### Written task
Transcribe the records below exactly.
::: Data for the task :::
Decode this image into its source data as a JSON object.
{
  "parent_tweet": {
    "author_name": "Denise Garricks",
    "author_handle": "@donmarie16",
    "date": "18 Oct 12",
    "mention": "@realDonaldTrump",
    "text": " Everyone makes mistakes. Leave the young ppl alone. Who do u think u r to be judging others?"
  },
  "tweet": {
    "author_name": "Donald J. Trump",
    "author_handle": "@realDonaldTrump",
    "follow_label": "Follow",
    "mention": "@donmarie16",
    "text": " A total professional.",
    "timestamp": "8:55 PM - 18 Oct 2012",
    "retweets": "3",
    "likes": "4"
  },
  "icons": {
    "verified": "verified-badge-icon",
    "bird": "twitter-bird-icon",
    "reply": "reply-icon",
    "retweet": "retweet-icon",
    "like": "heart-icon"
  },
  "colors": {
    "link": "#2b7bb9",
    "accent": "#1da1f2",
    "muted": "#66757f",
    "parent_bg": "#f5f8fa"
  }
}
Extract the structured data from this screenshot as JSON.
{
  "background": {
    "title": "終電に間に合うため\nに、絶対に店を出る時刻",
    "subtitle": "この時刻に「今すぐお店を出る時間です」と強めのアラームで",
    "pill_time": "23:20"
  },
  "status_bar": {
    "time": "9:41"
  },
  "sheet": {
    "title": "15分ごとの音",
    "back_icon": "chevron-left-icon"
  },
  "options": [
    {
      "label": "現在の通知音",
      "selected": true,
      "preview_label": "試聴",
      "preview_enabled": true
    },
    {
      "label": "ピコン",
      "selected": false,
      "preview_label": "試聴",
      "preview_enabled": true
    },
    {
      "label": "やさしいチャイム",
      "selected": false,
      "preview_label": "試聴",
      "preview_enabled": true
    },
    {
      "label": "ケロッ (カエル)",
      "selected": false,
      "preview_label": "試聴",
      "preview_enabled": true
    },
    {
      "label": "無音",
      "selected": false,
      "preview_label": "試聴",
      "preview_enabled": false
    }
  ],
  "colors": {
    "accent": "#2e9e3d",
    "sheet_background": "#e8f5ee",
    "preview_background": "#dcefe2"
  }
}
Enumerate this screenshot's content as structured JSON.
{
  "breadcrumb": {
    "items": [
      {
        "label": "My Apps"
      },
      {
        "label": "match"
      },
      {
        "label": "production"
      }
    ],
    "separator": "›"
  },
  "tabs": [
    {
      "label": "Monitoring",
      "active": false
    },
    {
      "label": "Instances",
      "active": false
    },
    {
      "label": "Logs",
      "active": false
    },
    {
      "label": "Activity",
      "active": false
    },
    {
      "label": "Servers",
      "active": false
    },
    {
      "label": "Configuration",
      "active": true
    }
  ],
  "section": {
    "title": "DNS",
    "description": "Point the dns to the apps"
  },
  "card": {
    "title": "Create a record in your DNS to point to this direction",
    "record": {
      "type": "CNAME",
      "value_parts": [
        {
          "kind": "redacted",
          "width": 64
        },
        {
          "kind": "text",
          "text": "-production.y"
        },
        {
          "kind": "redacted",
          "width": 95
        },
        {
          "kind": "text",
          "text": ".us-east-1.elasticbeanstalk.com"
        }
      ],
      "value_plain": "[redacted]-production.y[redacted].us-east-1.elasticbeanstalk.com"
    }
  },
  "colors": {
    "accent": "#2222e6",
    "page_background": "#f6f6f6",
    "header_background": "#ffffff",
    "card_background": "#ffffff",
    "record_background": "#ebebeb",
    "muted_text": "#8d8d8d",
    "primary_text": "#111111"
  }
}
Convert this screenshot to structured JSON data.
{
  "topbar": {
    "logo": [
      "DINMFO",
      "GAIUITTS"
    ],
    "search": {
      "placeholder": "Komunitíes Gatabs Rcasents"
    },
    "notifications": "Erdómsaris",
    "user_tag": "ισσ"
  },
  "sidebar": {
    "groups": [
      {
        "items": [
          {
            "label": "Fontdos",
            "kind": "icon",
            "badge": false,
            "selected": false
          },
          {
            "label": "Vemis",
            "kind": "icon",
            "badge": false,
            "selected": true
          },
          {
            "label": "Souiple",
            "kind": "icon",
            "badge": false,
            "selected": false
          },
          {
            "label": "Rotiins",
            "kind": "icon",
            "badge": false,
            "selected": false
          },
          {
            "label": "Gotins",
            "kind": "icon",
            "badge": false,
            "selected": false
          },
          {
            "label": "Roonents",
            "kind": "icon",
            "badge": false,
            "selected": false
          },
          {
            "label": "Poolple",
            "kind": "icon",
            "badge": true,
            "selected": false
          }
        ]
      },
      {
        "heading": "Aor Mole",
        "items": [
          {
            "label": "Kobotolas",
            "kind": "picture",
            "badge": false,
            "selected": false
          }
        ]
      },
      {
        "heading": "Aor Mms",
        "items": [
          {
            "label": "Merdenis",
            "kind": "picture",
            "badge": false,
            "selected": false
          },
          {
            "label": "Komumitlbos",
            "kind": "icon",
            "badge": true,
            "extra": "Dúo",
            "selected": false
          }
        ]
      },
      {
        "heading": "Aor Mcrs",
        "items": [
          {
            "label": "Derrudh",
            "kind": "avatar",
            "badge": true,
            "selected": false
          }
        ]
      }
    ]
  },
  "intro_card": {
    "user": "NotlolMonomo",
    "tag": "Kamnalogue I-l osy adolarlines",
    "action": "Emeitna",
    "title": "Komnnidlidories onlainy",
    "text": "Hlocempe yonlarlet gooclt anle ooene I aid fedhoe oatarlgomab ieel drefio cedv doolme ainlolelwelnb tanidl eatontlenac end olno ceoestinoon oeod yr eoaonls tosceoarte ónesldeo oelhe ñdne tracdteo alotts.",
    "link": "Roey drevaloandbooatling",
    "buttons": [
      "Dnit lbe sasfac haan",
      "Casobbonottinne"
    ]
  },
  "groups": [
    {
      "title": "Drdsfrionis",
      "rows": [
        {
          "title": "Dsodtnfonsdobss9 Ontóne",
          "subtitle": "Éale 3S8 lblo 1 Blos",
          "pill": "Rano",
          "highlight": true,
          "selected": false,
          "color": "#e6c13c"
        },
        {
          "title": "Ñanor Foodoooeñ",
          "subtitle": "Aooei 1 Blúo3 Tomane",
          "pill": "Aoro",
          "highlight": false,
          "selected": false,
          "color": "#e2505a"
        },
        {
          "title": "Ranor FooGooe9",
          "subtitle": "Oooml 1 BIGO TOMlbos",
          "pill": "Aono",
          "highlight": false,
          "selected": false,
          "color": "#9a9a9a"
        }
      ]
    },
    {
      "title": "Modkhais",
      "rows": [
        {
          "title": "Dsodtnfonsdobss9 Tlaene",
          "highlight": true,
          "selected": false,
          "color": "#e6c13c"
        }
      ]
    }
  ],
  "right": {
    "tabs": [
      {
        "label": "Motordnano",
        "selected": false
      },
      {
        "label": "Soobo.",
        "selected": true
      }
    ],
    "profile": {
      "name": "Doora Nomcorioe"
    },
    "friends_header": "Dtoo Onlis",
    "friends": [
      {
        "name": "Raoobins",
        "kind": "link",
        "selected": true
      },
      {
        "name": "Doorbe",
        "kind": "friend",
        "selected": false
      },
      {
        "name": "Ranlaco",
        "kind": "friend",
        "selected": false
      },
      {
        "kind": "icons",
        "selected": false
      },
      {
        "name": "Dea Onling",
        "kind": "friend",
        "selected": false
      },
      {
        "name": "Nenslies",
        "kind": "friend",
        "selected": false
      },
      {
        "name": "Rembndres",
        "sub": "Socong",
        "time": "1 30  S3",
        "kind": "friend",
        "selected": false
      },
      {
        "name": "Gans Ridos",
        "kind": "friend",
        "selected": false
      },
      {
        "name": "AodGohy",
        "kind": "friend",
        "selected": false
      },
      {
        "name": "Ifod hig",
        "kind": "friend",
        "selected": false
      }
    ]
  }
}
:::
### The solution
Decode this image into its source data as a JSON object.
{
  "parent_tweet": {
    "author_name": "Denise Garricks",
    "author_handle": "@donmarie16",
    "date": "18 Oct 12",
    "mention": "@realDonaldTrump",
    "text": " Everyone makes mistakes. Leave the young ppl alone. Who do u think u r to be judging others?"
  },
  "tweet": {
    "author_name": "Donald J. Trump",
    "author_handle": "@realDonaldTrump",
    "follow_label": "Follow",
    "mention": "@donmarie16",
    "text": " A total professional.",
    "timestamp": "8:55 PM - 18 Oct 2012",
    "retweets": "3",
    "likes": "4"
  },
  "icons": {
    "verified": "verified-badge-icon",
    "bird": "twitter-bird-icon",
    "reply": "reply-icon",
    "retweet": "retweet-icon",
    "like": "heart-icon"
  },
  "colors": {
    "link": "#2b7bb9",
    "accent": "#1da1f2",
    "muted": "#66757f",
    "parent_bg": "#f5f8fa"
  }
}
Extract the structured data from this screenshot as JSON.
{
  "background": {
    "title": "終電に間に合うため\nに、絶対に店を出る時刻",
    "subtitle": "この時刻に「今すぐお店を出る時間です」と強めのアラームで",
    "pill_time": "23:20"
  },
  "status_bar": {
    "time": "9:41"
  },
  "sheet": {
    "title": "15分ごとの音",
    "back_icon": "chevron-left-icon"
  },
  "options": [
    {
      "label": "現在の通知音",
      "selected": true,
      "preview_label": "試聴",
      "preview_enabled": true
    },
    {
      "label": "ピコン",
      "selected": false,
      "preview_label": "試聴",
      "preview_enabled": true
    },
    {
      "label": "やさしいチャイム",
      "selected": false,
      "preview_label": "試聴",
      "preview_enabled": true
    },
    {
      "label": "ケロッ (カエル)",
      "selected": false,
      "preview_label": "試聴",
      "preview_enabled": true
    },
    {
      "label": "無音",
      "selected": false,
      "preview_label": "試聴",
      "preview_enabled": false
    }
  ],
  "colors": {
    "accent": "#2e9e3d",
    "sheet_background": "#e8f5ee",
    "preview_background": "#dcefe2"
  }
}
Enumerate this screenshot's content as structured JSON.
{
  "breadcrumb": {
    "items": [
      {
        "label": "My Apps"
      },
      {
        "label": "match"
      },
      {
        "label": "production"
      }
    ],
    "separator": "›"
  },
  "tabs": [
    {
      "label": "Monitoring",
      "active": false
    },
    {
      "label": "Instances",
      "active": false
    },
    {
      "label": "Logs",
      "active": false
    },
    {
      "label": "Activity",
      "active": false
    },
    {
      "label": "Servers",
      "active": false
    },
    {
      "label": "Configuration",
      "active": true
    }
  ],
  "section": {
    "title": "DNS",
    "description": "Point the dns to the apps"
  },
  "card": {
    "title": "Create a record in your DNS to point to this direction",
    "record": {
      "type": "CNAME",
      "value_parts": [
        {
          "kind": "redacted",
          "width": 64
        },
        {
          "kind": "text",
          "text": "-production.y"
        },
        {
          "kind": "redacted",
          "width": 95
        },
        {
          "kind": "text",
          "text": ".us-east-1.elasticbeanstalk.com"
        }
      ],
      "value_plain": "[redacted]-production.y[redacted].us-east-1.elasticbeanstalk.com"
    }
  },
  "colors": {
    "accent": "#2222e6",
    "page_background": "#f6f6f6",
    "header_background": "#ffffff",
    "card_background": "#ffffff",
    "record_background": "#ebebeb",
    "muted_text": "#8d8d8d",
    "primary_text": "#111111"
  }
}
Convert this screenshot to structured JSON data.
{
  "topbar": {
    "logo": [
      "DINMFO",
      "GAIUITTS"
    ],
    "search": {
      "placeholder": "Komunitíes Gatabs Rcasents"
    },
    "notifications": "Erdómsaris",
    "user_tag": "ισσ"
  },
  "sidebar": {
    "groups": [
      {
        "items": [
          {
            "label": "Fontdos",
            "kind": "icon",
            "badge": false,
            "selected": false
          },
          {
            "label": "Vemis",
            "kind": "icon",
            "badge": false,
            "selected": true
          },
          {
            "label": "Souiple",
            "kind": "icon",
            "badge": false,
            "selected": false
          },
          {
            "label": "Rotiins",
            "kind": "icon",
            "badge": false,
            "selected": false
          },
          {
            "label": "Gotins",
            "kind": "icon",
            "badge": false,
            "selected": false
          },
          {
            "label": "Roonents",
            "kind": "icon",
            "badge": false,
            "selected": false
          },
          {
            "label": "Poolple",
            "kind": "icon",
            "badge": true,
            "selected": false
          }
        ]
      },
      {
        "heading": "Aor Mole",
        "items": [
          {
            "label": "Kobotolas",
            "kind": "picture",
            "badge": false,
            "selected": false
          }
        ]
      },
      {
        "heading": "Aor Mms",
        "items": [
          {
            "label": "Merdenis",
            "kind": "picture",
            "badge": false,
            "selected": false
          },
          {
            "label": "Komumitlbos",
            "kind": "icon",
            "badge": true,
            "extra": "Dúo",
            "selected": false
          }
        ]
      },
      {
        "heading": "Aor Mcrs",
        "items": [
          {
            "label": "Derrudh",
            "kind": "avatar",
            "badge": true,
            "selected": false
          }
        ]
      }
    ]
  },
  "intro_card": {
    "user": "NotlolMonomo",
    "tag": "Kamnalogue I-l osy adolarlines",
    "action": "Emeitna",
    "title": "Komnnidlidories onlainy",
    "text": "Hlocempe yonlarlet gooclt anle ooene I aid fedhoe oatarlgomab ieel drefio cedv doolme ainlolelwelnb tanidl eatontlenac end olno ceoestinoon oeod yr eoaonls tosceoarte ónesldeo oelhe ñdne tracdteo alotts.",
    "link": "Roey drevaloandbooatling",
    "buttons": [
      "Dnit lbe sasfac haan",
      "Casobbonottinne"
    ]
  },
  "groups": [
    {
      "title": "Drdsfrionis",
      "rows": [
        {
          "title": "Dsodtnfonsdobss9 Ontóne",
          "subtitle": "Éale 3S8 lblo 1 Blos",
          "pill": "Rano",
          "highlight": true,
          "selected": false,
          "color": "#e6c13c"
        },
        {
          "title": "Ñanor Foodoooeñ",
          "subtitle": "Aooei 1 Blúo3 Tomane",
          "pill": "Aoro",
          "highlight": false,
          "selected": false,
          "color": "#e2505a"
        },
        {
          "title": "Ranor FooGooe9",
          "subtitle": "Oooml 1 BIGO TOMlbos",
          "pill": "Aono",
          "highlight": false,
          "selected": false,
          "color": "#9a9a9a"
        }
      ]
    },
    {
      "title": "Modkhais",
      "rows": [
        {
          "title": "Dsodtnfonsdobss9 Tlaene",
          "highlight": true,
          "selected": false,
          "color": "#e6c13c"
        }
      ]
    }
  ],
  "right": {
    "tabs": [
      {
        "label": "Motordnano",
        "selected": false
      },
      {
        "label": "Soobo.",
        "selected": true
      }
    ],
    "profile": {
      "name": "Doora Nomcorioe"
    },
    "friends_header": "Dtoo Onlis",
    "friends": [
      {
        "name": "Raoobins",
        "kind": "link",
        "selected": true
      },
      {
        "name": "Doorbe",
        "kind": "friend",
        "selected": false
      },
      {
        "name": "Ranlaco",
        "kind": "friend",
        "selected": false
      },
      {
        "kind": "icons",
        "selected": false
      },
      {
        "name": "Dea Onling",
        "kind": "friend",
        "selected": false
      },
      {
        "name": "Nenslies",
        "kind": "friend",
        "selected": false
      },
      {
        "name": "Rembndres",
        "sub": "Socong",
        "time": "1 30  S3",
        "kind": "friend",
        "selected": false
      },
      {
        "name": "Gans Ridos",
        "kind": "friend",
        "selected": false
      },
      {
        "name": "AodGohy",
        "kind": "friend",
        "selected": false
      },
      {
        "name": "Ifod hig",
        "kind": "friend",
        "selected": false
      }
    ]
  }
}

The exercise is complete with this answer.